● **Task to complete**: Pick out all lines of the entries that include the word "LomaPrieta" and copy them.

● **Records shown**:

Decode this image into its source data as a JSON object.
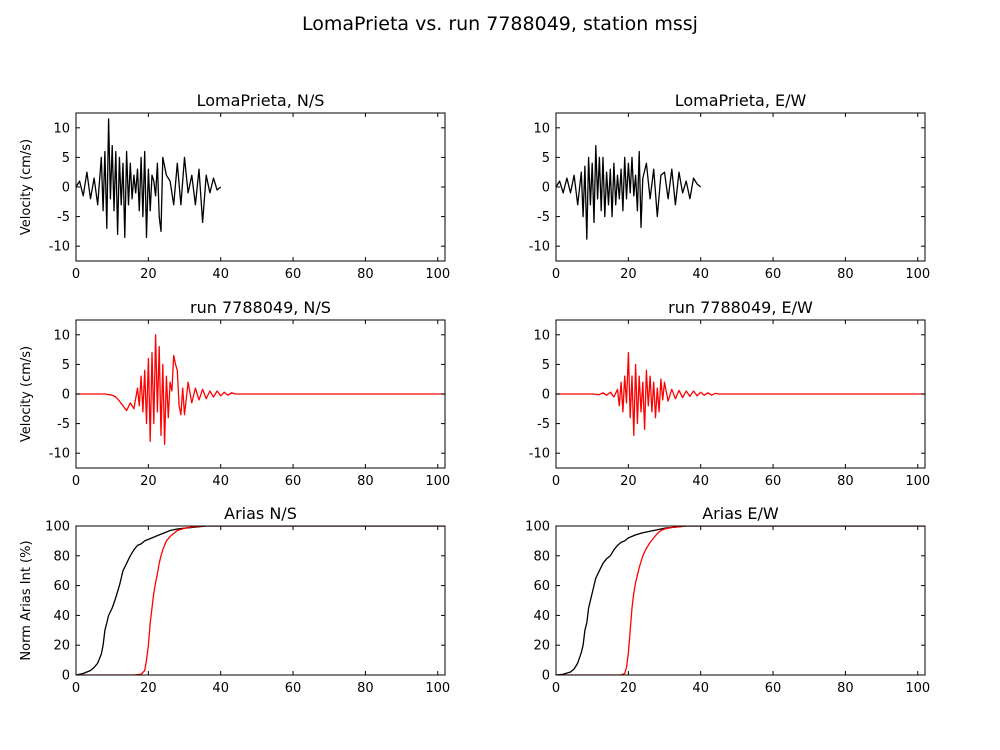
{
  "figure": {
    "suptitle": "LomaPrieta vs. run 7788049, station mssj"
  },
  "colors": {
    "recorded": "#000000",
    "simulated": "#ff0000"
  },
  "chart_data": [
    {
      "id": "vel_rec_ns",
      "type": "line",
      "title": "LomaPrieta, N/S",
      "ylabel": "Velocity (cm/s)",
      "xlim": [
        0,
        102
      ],
      "ylim": [
        -12.5,
        12.5
      ],
      "xticks": [
        "0",
        "20",
        "40",
        "60",
        "80",
        "100"
      ],
      "yticks": [
        "10",
        "5",
        "0",
        "-5",
        "-10"
      ],
      "series": [
        {
          "color": "#000000",
          "x": [
            0,
            1,
            2,
            3,
            4,
            5,
            6,
            7,
            7.5,
            8,
            8.5,
            9,
            9.5,
            10,
            10.5,
            11,
            11.5,
            12,
            12.5,
            13,
            13.5,
            14,
            14.5,
            15,
            15.5,
            16,
            16.5,
            17,
            17.5,
            18,
            18.5,
            19,
            19.5,
            20,
            20.5,
            21,
            21.5,
            22,
            22.5,
            23,
            23.5,
            24,
            25,
            26,
            27,
            28,
            29,
            30,
            31,
            32,
            33,
            34,
            35,
            36,
            37,
            38,
            39,
            40
          ],
          "y": [
            0,
            1,
            -1.5,
            2.5,
            -2,
            1.5,
            -3,
            5,
            -4,
            6,
            -7,
            11.5,
            -2,
            7,
            -4,
            6,
            -8,
            5,
            -3,
            4,
            -8.5,
            6,
            -3,
            4,
            -2,
            2,
            -1,
            3,
            -4,
            5,
            -5,
            6,
            -8.5,
            3,
            -4,
            2,
            1,
            -1.5,
            4,
            -5,
            -7.5,
            5,
            2,
            1,
            -3,
            4,
            -3,
            5,
            -1,
            2,
            -3,
            3,
            -6,
            2,
            -1,
            1.5,
            -0.5,
            0
          ]
        }
      ]
    },
    {
      "id": "vel_rec_ew",
      "type": "line",
      "title": "LomaPrieta, E/W",
      "ylabel": "",
      "xlim": [
        0,
        102
      ],
      "ylim": [
        -12.5,
        12.5
      ],
      "xticks": [
        "0",
        "20",
        "40",
        "60",
        "80",
        "100"
      ],
      "yticks": [
        "10",
        "5",
        "0",
        "-5",
        "-10"
      ],
      "series": [
        {
          "color": "#000000",
          "x": [
            0,
            1,
            2,
            3,
            4,
            5,
            6,
            7,
            7.5,
            8,
            8.5,
            9,
            9.5,
            10,
            10.5,
            11,
            11.5,
            12,
            12.5,
            13,
            13.5,
            14,
            14.5,
            15,
            15.5,
            16,
            16.5,
            17,
            17.5,
            18,
            18.5,
            19,
            19.5,
            20,
            20.5,
            21,
            21.5,
            22,
            22.5,
            23,
            23.5,
            24,
            25,
            26,
            27,
            28,
            29,
            30,
            31,
            32,
            33,
            34,
            35,
            36,
            37,
            38,
            39,
            40
          ],
          "y": [
            0,
            1,
            -1,
            1.5,
            -1,
            2,
            -3,
            2.5,
            -5,
            3.5,
            -8.8,
            5,
            -3,
            4,
            -6,
            7,
            -2,
            5,
            -4,
            5,
            -5,
            2.5,
            -3,
            3,
            -5,
            4,
            -3,
            2,
            -2,
            3,
            -4,
            5,
            -2,
            4,
            -1,
            5,
            -1.5,
            2,
            -4,
            6,
            -6.8,
            1.5,
            4,
            -2,
            3,
            -5,
            2,
            2.5,
            -2,
            3,
            -3,
            2.5,
            -1,
            1,
            -2,
            1.5,
            0.5,
            0
          ]
        }
      ]
    },
    {
      "id": "vel_sim_ns",
      "type": "line",
      "title": "run 7788049, N/S",
      "ylabel": "Velocity (cm/s)",
      "xlim": [
        0,
        102
      ],
      "ylim": [
        -12.5,
        12.5
      ],
      "xticks": [
        "0",
        "20",
        "40",
        "60",
        "80",
        "100"
      ],
      "yticks": [
        "10",
        "5",
        "0",
        "-5",
        "-10"
      ],
      "series": [
        {
          "color": "#ff0000",
          "x": [
            0,
            8,
            10,
            11,
            12,
            13,
            14,
            15,
            16,
            17,
            17.5,
            18,
            18.5,
            19,
            19.5,
            20,
            20.5,
            21,
            21.5,
            22,
            22.5,
            23,
            23.5,
            24,
            24.5,
            25,
            25.5,
            26,
            26.5,
            27,
            27.5,
            28,
            28.5,
            29,
            29.5,
            30,
            31,
            32,
            33,
            34,
            35,
            36,
            37,
            38,
            39,
            40,
            41,
            42,
            43,
            44,
            45,
            50,
            102
          ],
          "y": [
            0,
            0,
            -0.2,
            -0.5,
            -1.2,
            -2,
            -2.8,
            -1.5,
            -2.5,
            1,
            -2,
            3,
            -3,
            4,
            -5,
            6,
            -8,
            7,
            -5,
            10,
            -3,
            8,
            -7,
            5,
            -8.5,
            3,
            -4,
            2,
            0.5,
            6.5,
            5,
            4,
            -2,
            -3.5,
            1,
            -3.5,
            2,
            -1.5,
            1,
            -1,
            0.8,
            -0.8,
            0.5,
            -0.5,
            0.5,
            -0.3,
            0.3,
            -0.2,
            0.2,
            0,
            0,
            0,
            0
          ]
        }
      ]
    },
    {
      "id": "vel_sim_ew",
      "type": "line",
      "title": "run 7788049, E/W",
      "ylabel": "",
      "xlim": [
        0,
        102
      ],
      "ylim": [
        -12.5,
        12.5
      ],
      "xticks": [
        "0",
        "20",
        "40",
        "60",
        "80",
        "100"
      ],
      "yticks": [
        "10",
        "5",
        "0",
        "-5",
        "-10"
      ],
      "series": [
        {
          "color": "#ff0000",
          "x": [
            0,
            10,
            12,
            13,
            14,
            15,
            16,
            17,
            17.5,
            18,
            18.5,
            19,
            19.5,
            20,
            20.5,
            21,
            21.5,
            22,
            22.5,
            23,
            23.5,
            24,
            24.5,
            25,
            25.5,
            26,
            26.5,
            27,
            27.5,
            28,
            28.5,
            29,
            29.5,
            30,
            31,
            32,
            33,
            34,
            35,
            36,
            37,
            38,
            39,
            40,
            41,
            42,
            43,
            44,
            45,
            46,
            50,
            102
          ],
          "y": [
            0,
            0,
            -0.1,
            0.2,
            -0.2,
            0.3,
            -0.5,
            0.8,
            -2,
            2,
            -3,
            3,
            -1.5,
            7,
            -4,
            3,
            -7,
            5,
            -5,
            3,
            -3,
            2,
            -6,
            4,
            -2,
            3,
            -3,
            2,
            -4,
            1,
            -3,
            2.5,
            -1,
            2,
            -1.2,
            0.8,
            -0.8,
            0.6,
            -0.6,
            0.5,
            -0.4,
            0.5,
            -0.3,
            0.3,
            -0.2,
            0.2,
            -0.2,
            0.1,
            0,
            0,
            0,
            0
          ]
        }
      ]
    },
    {
      "id": "arias_ns",
      "type": "line",
      "title": "Arias N/S",
      "ylabel": "Norm Arias Int (%)",
      "xlim": [
        0,
        102
      ],
      "ylim": [
        0,
        100
      ],
      "xticks": [
        "0",
        "20",
        "40",
        "60",
        "80",
        "100"
      ],
      "yticks": [
        "100",
        "80",
        "60",
        "40",
        "20",
        "0"
      ],
      "series": [
        {
          "color": "#000000",
          "x": [
            0,
            2,
            4,
            5,
            6,
            7,
            7.5,
            8,
            8.5,
            9,
            10,
            11,
            12,
            13,
            14,
            15,
            16,
            17,
            18,
            19,
            20,
            21,
            22,
            23,
            24,
            25,
            26,
            28,
            30,
            32,
            34,
            36,
            38,
            102
          ],
          "y": [
            0,
            1,
            3,
            5,
            8,
            14,
            20,
            30,
            35,
            40,
            45,
            52,
            60,
            70,
            75,
            80,
            84,
            87,
            88,
            90,
            91,
            92,
            93,
            94,
            95,
            96,
            97,
            98,
            98.5,
            99,
            99.5,
            100,
            100,
            100
          ]
        },
        {
          "color": "#ff0000",
          "x": [
            0,
            16,
            18,
            19,
            19.5,
            20,
            20.5,
            21,
            21.5,
            22,
            22.5,
            23,
            23.5,
            24,
            24.5,
            25,
            26,
            27,
            28,
            30,
            32,
            34,
            36,
            102
          ],
          "y": [
            0,
            0,
            0.5,
            3,
            10,
            20,
            35,
            45,
            55,
            62,
            68,
            75,
            80,
            84,
            87,
            90,
            93,
            95,
            97,
            98.5,
            99.3,
            99.7,
            100,
            100
          ]
        }
      ]
    },
    {
      "id": "arias_ew",
      "type": "line",
      "title": "Arias E/W",
      "ylabel": "",
      "xlim": [
        0,
        102
      ],
      "ylim": [
        0,
        100
      ],
      "xticks": [
        "0",
        "20",
        "40",
        "60",
        "80",
        "100"
      ],
      "yticks": [
        "100",
        "80",
        "60",
        "40",
        "20",
        "0"
      ],
      "series": [
        {
          "color": "#000000",
          "x": [
            0,
            2,
            4,
            5,
            6,
            7,
            7.5,
            8,
            8.5,
            9,
            10,
            11,
            12,
            13,
            14,
            15,
            16,
            17,
            18,
            19,
            20,
            22,
            24,
            26,
            28,
            30,
            32,
            34,
            36,
            38,
            102
          ],
          "y": [
            0,
            0.5,
            2,
            4,
            8,
            15,
            20,
            30,
            35,
            45,
            55,
            65,
            70,
            75,
            78,
            80,
            84,
            87,
            89,
            90,
            92,
            94,
            95.5,
            96.5,
            97.5,
            98.5,
            99,
            99.5,
            100,
            100,
            100
          ]
        },
        {
          "color": "#ff0000",
          "x": [
            0,
            18,
            19,
            19.5,
            20,
            20.5,
            21,
            21.5,
            22,
            23,
            24,
            25,
            26,
            27,
            28,
            29,
            30,
            32,
            34,
            36,
            102
          ],
          "y": [
            0,
            0,
            1,
            5,
            15,
            30,
            45,
            55,
            62,
            72,
            80,
            85,
            89,
            92,
            95,
            97,
            98,
            99,
            99.5,
            100,
            100
          ]
        }
      ]
    }
  ]
}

● **Answer to the task**:
    "suptitle": "LomaPrieta vs. run 7788049, station mssj"
      "title": "LomaPrieta, N/S",
      "title": "LomaPrieta, E/W",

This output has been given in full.